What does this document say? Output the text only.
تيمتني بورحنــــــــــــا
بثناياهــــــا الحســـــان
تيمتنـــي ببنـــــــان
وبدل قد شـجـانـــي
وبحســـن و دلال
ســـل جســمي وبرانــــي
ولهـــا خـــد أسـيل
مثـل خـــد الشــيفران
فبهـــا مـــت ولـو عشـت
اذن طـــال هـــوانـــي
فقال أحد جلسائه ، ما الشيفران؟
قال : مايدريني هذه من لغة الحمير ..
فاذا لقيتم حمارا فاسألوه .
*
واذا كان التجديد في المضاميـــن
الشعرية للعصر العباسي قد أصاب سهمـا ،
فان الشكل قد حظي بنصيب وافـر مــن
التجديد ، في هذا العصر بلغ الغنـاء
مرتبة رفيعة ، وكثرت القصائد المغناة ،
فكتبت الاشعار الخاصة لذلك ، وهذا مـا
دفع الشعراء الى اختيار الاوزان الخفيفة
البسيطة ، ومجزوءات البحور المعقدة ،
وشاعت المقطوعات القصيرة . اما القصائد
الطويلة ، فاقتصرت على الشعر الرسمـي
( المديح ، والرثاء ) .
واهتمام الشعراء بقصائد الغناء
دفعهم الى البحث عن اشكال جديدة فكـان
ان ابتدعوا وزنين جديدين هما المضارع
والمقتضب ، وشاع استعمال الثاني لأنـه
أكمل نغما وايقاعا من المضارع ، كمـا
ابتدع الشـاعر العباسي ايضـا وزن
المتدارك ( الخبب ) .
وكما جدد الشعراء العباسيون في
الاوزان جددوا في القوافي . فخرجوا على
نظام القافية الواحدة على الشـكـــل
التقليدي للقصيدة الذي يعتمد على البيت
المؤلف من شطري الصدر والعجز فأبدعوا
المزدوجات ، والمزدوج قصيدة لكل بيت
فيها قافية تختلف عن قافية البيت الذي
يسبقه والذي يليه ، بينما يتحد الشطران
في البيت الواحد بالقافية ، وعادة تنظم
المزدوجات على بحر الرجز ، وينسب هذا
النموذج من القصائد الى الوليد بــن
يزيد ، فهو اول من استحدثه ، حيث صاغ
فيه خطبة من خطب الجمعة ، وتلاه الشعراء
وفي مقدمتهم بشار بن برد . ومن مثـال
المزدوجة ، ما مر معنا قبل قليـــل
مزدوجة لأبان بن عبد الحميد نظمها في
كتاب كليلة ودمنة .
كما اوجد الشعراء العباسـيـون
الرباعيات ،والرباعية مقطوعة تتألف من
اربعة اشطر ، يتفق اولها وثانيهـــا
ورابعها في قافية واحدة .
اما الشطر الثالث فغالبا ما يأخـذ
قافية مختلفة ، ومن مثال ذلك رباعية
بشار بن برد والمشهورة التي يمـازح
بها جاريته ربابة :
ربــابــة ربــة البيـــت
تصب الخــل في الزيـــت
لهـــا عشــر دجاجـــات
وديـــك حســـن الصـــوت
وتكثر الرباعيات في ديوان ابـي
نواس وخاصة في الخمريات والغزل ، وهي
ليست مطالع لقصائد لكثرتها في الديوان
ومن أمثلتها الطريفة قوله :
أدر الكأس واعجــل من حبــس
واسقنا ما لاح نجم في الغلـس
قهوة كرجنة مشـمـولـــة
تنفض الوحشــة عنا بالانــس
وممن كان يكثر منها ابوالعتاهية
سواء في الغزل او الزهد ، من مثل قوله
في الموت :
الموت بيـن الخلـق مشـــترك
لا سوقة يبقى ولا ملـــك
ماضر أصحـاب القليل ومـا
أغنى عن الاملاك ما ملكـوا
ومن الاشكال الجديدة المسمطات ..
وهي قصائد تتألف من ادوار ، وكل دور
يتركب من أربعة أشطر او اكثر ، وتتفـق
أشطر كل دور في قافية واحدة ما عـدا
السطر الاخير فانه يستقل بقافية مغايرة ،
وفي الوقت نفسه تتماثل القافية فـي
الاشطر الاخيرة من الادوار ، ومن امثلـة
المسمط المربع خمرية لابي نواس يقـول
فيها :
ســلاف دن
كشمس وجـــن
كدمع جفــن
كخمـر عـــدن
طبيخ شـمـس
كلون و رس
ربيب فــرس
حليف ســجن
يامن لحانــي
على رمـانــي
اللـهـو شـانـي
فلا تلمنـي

· · · ·

**REQUIREMENTS**. Find how many lines of the entries contain "الشعراء". Respond with the number only.

**TASK RESPONSE**. 5